- Entries shown:
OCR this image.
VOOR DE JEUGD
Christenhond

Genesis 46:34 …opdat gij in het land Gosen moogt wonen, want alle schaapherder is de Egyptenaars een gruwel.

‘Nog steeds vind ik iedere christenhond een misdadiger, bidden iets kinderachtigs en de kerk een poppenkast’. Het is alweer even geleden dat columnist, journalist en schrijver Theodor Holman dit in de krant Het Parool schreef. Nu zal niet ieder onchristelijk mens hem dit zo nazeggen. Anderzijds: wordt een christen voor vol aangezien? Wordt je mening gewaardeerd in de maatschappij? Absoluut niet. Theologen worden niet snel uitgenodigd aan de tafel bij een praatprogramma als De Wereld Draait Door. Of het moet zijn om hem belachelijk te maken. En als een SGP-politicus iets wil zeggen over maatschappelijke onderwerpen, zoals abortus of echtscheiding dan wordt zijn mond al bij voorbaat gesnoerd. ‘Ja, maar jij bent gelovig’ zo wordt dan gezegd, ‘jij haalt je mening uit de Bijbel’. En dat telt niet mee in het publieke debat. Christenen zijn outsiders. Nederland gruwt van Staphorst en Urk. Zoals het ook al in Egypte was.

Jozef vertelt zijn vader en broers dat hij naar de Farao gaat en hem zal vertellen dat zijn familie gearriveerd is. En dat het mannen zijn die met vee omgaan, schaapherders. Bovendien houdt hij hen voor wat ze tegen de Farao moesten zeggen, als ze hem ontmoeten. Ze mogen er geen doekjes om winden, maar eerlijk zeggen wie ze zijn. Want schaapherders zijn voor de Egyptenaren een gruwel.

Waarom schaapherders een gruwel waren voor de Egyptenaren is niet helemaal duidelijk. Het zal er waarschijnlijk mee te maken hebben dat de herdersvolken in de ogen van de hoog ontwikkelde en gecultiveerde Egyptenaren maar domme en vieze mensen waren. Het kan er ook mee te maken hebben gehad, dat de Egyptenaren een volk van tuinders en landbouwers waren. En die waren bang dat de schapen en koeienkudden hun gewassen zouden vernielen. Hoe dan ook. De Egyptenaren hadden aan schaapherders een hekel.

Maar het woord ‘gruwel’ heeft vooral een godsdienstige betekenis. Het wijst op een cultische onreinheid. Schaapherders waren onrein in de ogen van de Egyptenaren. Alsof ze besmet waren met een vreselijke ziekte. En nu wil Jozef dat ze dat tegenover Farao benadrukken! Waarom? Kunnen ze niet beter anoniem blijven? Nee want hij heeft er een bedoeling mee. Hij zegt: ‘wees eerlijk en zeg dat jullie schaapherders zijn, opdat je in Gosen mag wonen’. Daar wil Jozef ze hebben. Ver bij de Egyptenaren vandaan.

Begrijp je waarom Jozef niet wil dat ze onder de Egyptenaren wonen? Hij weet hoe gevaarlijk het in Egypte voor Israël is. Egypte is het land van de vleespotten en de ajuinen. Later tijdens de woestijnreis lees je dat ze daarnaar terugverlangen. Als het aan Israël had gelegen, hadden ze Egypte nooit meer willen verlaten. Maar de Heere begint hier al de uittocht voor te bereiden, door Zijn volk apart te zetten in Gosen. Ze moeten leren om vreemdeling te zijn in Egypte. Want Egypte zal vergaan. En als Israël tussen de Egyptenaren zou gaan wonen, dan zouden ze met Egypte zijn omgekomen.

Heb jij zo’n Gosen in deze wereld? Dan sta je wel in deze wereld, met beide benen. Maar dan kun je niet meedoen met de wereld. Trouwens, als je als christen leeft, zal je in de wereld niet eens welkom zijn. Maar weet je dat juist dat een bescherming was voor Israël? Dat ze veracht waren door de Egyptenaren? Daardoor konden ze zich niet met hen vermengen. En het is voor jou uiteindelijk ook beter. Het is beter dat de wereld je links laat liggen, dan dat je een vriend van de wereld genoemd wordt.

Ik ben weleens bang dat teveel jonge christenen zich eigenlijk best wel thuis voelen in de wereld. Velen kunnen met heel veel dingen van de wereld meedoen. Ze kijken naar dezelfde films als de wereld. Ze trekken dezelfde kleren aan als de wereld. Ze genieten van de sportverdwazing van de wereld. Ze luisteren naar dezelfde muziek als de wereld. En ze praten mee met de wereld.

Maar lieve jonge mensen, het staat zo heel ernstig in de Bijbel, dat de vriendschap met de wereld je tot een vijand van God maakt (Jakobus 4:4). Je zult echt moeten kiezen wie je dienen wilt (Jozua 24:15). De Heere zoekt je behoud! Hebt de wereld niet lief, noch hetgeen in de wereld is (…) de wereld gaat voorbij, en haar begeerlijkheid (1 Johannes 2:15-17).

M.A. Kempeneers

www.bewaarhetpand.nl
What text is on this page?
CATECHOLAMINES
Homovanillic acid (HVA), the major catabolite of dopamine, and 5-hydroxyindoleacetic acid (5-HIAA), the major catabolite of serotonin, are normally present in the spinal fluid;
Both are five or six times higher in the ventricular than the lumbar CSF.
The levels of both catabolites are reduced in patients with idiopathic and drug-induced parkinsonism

- Work instructions:
For the string "this", return every line of the data where it appears.

- Your solution:
OCR this image.
What text is on this page?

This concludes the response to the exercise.